Task directions: Put this sentence from the article on eye strokes into Spanish: "Hypertension damages blood vessels in the eyes."

Ipoh Echo’s EYE HEALTH series continues with Consultant Eye Surgeon Dr S.S. GILL talking to us about Ocular Strokes.

An interruption to the blood flow of the eye results in what is referred to as an eye stroke. Eye strokes are acute and vision-threatening. The eyesight effects range from mild blurring vision to severe irreversible blindness depending on the type and extent of stroke. Several underlying factors are frequently associated with strokes in the eye. One of the main culprits is hypertension, also called high blood pressure which afflicts almost 40% of people above the age of 25 years by the World Health Organisations (WHO) estimates.

Hypertension damages blood vessels in the eyes. Both, duration and also the severity of hypertension play a role in determining the extent of damage to blood vessels in the eyes. Other common illnesses that play a part in accelerating the damage are diabetes mellitus, hypercholesterolemia (increased cholesterol levels), cardiovascular disease and smoking.

Record set:

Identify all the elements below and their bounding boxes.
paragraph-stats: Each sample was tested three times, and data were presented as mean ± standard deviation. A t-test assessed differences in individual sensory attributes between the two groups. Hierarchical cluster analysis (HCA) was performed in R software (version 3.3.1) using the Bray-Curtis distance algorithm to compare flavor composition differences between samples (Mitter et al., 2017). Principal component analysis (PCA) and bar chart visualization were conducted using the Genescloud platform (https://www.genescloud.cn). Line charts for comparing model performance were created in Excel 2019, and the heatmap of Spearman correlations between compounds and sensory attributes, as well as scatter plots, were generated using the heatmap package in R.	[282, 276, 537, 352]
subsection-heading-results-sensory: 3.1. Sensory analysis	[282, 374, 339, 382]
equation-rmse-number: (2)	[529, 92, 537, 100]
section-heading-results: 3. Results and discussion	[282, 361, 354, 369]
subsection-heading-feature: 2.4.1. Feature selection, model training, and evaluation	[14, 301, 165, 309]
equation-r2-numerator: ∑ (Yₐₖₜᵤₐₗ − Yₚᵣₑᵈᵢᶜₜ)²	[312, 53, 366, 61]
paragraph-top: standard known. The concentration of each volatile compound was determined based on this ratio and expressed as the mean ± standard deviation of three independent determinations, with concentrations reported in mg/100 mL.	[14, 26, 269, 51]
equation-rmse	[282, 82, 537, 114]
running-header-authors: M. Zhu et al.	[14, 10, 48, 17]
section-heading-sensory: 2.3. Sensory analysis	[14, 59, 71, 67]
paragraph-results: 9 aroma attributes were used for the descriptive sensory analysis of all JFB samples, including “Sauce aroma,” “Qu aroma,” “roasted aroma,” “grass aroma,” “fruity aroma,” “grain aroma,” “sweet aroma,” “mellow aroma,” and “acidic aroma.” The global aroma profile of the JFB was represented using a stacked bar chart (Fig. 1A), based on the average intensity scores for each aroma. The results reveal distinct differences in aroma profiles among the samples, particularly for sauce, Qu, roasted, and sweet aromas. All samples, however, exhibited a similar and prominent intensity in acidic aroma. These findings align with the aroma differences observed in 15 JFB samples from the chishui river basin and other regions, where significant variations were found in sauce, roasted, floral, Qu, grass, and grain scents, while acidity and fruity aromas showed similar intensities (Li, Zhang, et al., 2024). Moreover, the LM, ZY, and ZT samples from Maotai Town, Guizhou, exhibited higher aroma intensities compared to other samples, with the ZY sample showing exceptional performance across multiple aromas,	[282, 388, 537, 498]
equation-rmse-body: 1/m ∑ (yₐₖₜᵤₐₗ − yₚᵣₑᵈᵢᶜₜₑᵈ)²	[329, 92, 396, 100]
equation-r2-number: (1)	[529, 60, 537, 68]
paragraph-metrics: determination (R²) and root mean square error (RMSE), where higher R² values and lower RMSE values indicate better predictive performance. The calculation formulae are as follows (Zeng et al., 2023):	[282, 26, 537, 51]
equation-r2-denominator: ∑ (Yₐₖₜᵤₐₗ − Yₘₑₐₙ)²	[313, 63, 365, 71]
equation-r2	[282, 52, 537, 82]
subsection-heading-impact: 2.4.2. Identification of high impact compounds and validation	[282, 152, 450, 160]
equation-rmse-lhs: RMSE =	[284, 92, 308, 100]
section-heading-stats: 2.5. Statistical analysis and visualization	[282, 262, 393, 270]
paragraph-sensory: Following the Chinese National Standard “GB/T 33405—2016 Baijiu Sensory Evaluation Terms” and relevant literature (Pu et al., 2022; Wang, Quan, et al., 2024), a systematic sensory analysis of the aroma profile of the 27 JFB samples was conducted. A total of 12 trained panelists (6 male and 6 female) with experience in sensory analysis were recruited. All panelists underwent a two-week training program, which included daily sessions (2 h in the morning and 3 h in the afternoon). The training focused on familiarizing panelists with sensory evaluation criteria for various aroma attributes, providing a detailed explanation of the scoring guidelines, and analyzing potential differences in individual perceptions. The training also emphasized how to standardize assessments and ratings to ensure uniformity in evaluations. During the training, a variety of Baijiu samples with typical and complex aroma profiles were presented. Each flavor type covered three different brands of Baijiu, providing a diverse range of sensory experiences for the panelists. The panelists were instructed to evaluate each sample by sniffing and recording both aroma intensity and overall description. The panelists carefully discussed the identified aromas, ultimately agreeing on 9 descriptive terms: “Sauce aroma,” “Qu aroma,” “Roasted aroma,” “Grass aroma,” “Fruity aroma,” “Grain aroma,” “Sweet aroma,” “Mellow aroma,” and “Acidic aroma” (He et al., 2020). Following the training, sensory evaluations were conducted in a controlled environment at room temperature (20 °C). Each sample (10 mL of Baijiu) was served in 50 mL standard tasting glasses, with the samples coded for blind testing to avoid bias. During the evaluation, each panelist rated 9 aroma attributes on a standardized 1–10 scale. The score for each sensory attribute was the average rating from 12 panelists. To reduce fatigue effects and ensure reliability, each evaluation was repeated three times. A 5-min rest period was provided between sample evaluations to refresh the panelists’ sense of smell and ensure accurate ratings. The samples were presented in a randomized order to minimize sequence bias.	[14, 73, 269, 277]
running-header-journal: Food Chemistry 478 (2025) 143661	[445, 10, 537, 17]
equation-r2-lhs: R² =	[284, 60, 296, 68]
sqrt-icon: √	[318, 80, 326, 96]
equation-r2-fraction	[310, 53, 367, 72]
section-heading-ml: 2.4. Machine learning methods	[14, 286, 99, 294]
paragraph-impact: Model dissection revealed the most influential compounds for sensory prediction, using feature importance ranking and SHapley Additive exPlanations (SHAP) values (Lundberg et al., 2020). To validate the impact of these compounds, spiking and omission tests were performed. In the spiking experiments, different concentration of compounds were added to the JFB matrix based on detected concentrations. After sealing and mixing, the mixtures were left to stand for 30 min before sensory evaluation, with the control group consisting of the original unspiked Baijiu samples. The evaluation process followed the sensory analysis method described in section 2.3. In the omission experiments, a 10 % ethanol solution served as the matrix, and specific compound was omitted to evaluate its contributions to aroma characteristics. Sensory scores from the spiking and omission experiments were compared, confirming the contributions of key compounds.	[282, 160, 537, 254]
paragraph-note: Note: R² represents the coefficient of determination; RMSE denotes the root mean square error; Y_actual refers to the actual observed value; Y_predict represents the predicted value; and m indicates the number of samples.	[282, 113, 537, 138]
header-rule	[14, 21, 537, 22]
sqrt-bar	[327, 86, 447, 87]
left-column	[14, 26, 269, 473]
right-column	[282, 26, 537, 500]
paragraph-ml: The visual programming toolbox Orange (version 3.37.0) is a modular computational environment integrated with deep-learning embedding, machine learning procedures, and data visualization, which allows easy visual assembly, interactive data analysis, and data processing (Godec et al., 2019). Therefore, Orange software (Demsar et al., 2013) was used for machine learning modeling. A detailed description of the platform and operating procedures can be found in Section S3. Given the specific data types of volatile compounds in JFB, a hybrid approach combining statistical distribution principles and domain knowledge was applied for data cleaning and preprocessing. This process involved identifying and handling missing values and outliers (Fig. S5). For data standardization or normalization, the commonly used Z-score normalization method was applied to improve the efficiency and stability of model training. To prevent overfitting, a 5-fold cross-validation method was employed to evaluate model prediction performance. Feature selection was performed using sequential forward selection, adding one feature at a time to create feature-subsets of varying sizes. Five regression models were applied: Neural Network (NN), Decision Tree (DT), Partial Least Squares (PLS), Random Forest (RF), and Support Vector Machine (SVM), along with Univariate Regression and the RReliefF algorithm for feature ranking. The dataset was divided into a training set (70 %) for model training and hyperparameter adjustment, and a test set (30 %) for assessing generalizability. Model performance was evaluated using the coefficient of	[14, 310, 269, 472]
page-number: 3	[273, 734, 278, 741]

Output of the exercise: La hipertensión daña los vasos sanguíneos de los ojos.